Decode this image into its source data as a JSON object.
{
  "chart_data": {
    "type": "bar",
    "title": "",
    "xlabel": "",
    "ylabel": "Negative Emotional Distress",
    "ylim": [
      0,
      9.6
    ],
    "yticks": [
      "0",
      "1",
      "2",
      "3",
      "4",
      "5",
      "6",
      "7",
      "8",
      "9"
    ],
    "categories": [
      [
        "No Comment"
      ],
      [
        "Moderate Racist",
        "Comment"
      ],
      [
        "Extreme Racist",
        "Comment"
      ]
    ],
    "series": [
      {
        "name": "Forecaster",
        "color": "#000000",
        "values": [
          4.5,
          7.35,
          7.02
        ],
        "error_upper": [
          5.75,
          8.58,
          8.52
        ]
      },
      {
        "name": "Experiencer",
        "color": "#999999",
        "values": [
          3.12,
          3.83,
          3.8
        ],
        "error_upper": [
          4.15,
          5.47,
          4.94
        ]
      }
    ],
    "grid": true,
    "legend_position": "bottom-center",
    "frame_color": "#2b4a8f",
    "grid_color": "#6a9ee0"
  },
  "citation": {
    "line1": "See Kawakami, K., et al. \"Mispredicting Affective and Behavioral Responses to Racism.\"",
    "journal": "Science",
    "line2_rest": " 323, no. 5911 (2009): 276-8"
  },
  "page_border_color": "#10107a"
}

▸ Exercise task:
Return every record, word for word.

▸ Solution:
Decode this image into its source data as a JSON object.
{
  "chart_data": {
    "type": "bar",
    "title": "",
    "xlabel": "",
    "ylabel": "Negative Emotional Distress",
    "ylim": [
      0,
      9.6
    ],
    "yticks": [
      "0",
      "1",
      "2",
      "3",
      "4",
      "5",
      "6",
      "7",
      "8",
      "9"
    ],
    "categories": [
      [
        "No Comment"
      ],
      [
        "Moderate Racist",
        "Comment"
      ],
      [
        "Extreme Racist",
        "Comment"
      ]
    ],
    "series": [
      {
        "name": "Forecaster",
        "color": "#000000",
        "values": [
          4.5,
          7.35,
          7.02
        ],
        "error_upper": [
          5.75,
          8.58,
          8.52
        ]
      },
      {
        "name": "Experiencer",
        "color": "#999999",
        "values": [
          3.12,
          3.83,
          3.8
        ],
        "error_upper": [
          4.15,
          5.47,
          4.94
        ]
      }
    ],
    "grid": true,
    "legend_position": "bottom-center",
    "frame_color": "#2b4a8f",
    "grid_color": "#6a9ee0"
  },
  "citation": {
    "line1": "See Kawakami, K., et al. \"Mispredicting Affective and Behavioral Responses to Racism.\"",
    "journal": "Science",
    "line2_rest": " 323, no. 5911 (2009): 276-8"
  },
  "page_border_color": "#10107a"
}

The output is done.